Read the material below and tally how many lines hold the word "more", giving the number and nothing else.

·····

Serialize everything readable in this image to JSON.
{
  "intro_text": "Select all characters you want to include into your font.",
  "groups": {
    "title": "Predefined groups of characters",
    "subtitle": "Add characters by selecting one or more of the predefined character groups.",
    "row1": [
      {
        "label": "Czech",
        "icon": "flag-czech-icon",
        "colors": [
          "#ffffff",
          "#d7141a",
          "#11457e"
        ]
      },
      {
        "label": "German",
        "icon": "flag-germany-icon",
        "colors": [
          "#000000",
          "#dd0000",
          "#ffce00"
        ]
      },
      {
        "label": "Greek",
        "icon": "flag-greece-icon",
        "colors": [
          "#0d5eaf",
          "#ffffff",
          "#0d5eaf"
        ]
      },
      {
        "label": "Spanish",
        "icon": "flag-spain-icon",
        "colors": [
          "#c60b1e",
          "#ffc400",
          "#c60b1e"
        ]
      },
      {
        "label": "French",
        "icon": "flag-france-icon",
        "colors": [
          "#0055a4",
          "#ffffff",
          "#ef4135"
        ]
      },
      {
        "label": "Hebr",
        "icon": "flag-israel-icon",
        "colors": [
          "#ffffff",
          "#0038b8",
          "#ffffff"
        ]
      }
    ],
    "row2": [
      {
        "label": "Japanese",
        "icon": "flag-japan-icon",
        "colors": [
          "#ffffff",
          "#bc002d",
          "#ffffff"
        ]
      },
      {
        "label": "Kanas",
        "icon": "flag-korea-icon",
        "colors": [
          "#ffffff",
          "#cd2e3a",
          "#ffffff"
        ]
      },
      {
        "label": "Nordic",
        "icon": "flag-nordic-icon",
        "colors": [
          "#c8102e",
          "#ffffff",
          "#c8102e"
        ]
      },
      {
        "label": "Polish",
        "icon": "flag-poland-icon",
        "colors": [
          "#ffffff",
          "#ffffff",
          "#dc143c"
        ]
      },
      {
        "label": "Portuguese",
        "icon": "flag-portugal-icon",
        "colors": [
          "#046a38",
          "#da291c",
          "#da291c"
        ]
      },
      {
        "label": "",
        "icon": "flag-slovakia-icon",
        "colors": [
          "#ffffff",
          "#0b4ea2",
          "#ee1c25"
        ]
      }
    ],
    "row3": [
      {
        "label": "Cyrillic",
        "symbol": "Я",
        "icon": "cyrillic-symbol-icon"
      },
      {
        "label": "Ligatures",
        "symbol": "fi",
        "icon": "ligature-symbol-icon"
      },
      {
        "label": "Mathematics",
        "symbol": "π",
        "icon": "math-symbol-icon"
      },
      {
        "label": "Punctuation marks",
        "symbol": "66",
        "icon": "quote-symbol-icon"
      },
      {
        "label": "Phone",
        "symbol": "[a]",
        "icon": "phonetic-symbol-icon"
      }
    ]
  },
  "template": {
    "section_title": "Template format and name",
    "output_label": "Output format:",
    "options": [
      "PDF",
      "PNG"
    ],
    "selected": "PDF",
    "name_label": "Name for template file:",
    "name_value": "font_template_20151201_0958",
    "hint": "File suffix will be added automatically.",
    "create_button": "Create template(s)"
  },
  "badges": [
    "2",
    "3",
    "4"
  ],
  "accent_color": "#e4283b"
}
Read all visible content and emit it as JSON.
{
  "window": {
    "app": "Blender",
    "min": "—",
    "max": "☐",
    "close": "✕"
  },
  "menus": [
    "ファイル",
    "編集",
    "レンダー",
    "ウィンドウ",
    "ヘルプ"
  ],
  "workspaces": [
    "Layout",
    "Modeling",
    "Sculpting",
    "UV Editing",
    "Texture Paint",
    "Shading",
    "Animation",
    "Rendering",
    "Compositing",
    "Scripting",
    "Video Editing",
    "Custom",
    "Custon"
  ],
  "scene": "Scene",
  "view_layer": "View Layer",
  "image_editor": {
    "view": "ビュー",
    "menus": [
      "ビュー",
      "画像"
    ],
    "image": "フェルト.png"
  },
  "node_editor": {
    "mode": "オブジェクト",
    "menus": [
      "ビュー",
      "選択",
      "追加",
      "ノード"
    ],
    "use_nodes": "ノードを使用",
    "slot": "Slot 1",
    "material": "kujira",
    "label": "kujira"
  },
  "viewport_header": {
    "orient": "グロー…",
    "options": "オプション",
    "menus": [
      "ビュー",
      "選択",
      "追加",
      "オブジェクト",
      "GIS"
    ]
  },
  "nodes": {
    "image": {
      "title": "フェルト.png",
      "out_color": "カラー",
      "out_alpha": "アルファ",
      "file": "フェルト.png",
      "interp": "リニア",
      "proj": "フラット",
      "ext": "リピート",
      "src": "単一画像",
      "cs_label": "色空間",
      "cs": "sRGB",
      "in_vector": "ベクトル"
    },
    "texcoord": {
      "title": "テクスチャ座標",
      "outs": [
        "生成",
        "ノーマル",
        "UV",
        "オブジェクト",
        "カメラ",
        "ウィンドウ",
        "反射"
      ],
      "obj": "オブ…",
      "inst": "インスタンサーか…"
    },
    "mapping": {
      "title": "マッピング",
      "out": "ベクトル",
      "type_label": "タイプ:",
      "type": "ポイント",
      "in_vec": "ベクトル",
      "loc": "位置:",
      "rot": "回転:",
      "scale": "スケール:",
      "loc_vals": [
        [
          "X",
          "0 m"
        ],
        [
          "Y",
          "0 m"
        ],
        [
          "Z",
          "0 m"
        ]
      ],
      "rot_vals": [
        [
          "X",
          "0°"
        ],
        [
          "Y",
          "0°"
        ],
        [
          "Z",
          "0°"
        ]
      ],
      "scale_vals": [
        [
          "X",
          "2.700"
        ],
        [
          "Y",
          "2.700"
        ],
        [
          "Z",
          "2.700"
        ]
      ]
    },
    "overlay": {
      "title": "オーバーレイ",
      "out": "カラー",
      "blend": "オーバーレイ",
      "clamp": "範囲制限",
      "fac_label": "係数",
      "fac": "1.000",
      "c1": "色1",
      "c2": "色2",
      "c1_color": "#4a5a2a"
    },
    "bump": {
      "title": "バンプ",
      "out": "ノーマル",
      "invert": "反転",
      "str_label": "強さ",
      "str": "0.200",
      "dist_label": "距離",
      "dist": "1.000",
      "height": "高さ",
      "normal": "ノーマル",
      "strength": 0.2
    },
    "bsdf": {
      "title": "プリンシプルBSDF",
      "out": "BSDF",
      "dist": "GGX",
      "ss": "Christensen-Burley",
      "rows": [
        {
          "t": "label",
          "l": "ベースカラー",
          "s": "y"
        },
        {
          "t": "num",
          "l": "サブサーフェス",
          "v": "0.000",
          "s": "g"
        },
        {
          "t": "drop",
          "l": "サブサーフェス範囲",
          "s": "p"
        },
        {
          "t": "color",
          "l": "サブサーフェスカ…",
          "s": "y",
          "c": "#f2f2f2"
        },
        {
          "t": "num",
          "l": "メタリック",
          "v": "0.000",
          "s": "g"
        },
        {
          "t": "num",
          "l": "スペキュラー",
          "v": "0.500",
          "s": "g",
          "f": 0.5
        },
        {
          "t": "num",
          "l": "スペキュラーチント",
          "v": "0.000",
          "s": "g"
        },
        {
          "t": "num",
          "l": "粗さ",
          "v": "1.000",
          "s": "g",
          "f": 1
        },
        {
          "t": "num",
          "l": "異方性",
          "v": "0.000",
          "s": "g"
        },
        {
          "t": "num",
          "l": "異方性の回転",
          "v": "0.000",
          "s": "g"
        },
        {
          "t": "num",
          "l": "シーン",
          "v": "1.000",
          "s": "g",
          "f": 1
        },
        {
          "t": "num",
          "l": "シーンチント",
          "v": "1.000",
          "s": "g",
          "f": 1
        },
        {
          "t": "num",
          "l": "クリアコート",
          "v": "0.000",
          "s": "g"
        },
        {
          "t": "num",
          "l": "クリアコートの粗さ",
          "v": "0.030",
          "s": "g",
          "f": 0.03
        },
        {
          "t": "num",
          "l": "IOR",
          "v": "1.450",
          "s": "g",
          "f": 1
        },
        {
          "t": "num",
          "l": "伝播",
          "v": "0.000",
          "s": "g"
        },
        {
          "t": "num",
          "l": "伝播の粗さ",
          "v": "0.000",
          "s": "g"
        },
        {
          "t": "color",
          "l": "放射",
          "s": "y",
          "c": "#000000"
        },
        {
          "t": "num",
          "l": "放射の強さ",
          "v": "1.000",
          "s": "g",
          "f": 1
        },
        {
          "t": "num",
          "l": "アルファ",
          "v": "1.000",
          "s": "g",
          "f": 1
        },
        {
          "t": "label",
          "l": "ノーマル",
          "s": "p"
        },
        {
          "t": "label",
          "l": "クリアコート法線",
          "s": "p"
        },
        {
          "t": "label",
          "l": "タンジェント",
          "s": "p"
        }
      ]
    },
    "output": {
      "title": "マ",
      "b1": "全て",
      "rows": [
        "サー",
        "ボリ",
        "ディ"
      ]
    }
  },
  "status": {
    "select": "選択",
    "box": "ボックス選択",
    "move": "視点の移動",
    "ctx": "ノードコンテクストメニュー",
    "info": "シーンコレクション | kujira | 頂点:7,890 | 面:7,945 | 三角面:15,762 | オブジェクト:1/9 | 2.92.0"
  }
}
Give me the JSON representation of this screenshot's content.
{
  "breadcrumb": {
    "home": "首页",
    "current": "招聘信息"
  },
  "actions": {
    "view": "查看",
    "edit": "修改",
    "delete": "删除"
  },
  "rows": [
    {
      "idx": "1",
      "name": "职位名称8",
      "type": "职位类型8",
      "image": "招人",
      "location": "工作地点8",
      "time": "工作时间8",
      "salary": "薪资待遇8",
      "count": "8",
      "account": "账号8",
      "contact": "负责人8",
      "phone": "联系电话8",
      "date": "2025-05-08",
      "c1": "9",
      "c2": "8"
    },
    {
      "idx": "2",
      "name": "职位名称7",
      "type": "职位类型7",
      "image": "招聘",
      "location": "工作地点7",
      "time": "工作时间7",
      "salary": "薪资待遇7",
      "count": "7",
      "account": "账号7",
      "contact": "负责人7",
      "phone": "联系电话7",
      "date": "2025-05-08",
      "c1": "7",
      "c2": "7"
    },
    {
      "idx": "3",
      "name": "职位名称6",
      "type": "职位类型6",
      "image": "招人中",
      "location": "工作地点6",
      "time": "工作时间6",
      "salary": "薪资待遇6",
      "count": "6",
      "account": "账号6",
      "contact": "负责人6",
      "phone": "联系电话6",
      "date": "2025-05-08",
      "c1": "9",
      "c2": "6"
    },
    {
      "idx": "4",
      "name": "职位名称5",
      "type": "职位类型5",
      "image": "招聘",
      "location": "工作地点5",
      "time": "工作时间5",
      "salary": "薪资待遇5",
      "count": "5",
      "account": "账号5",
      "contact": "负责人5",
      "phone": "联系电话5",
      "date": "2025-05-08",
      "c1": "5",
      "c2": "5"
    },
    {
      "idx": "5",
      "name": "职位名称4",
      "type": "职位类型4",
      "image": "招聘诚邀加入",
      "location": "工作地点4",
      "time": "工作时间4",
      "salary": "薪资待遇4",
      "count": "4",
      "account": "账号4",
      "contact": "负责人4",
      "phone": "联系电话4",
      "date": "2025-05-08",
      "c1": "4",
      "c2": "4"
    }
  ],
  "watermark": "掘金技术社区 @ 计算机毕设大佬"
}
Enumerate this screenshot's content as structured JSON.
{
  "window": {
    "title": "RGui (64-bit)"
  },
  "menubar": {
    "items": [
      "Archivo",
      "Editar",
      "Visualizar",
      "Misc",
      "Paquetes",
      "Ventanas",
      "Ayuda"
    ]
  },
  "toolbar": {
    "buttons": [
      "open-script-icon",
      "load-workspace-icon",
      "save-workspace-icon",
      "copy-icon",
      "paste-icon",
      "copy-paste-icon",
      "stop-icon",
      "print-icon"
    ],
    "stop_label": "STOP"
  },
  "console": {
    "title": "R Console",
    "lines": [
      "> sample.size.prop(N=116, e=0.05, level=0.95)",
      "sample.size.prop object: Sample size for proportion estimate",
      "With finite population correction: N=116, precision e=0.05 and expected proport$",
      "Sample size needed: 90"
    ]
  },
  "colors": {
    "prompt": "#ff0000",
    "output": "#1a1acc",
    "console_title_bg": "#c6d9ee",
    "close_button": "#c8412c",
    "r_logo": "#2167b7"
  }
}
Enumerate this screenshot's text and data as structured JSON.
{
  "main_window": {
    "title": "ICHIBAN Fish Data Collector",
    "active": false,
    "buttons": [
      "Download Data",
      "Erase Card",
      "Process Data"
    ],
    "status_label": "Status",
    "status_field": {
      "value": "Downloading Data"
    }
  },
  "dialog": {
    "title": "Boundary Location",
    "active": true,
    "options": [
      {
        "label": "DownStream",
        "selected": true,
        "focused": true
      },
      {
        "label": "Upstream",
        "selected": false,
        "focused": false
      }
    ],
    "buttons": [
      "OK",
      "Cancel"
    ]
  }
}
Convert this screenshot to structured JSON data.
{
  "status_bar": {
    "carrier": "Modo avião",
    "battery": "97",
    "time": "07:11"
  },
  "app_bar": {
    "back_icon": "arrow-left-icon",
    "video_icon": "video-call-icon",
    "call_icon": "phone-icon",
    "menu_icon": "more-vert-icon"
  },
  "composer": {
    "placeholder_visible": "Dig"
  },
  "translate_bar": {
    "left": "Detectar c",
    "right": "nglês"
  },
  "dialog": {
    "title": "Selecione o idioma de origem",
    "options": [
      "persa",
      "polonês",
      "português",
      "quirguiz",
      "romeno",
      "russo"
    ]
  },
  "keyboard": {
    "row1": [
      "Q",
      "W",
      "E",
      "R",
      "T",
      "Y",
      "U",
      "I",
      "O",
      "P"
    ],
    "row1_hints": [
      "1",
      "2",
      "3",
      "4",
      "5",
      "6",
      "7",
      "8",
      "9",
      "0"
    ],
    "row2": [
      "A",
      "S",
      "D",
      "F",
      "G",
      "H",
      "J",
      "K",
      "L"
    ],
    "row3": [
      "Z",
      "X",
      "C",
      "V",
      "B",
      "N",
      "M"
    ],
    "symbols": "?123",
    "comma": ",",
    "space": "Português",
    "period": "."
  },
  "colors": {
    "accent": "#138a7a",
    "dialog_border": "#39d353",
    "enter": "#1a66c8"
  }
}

·····

= THE RESPONSE =
2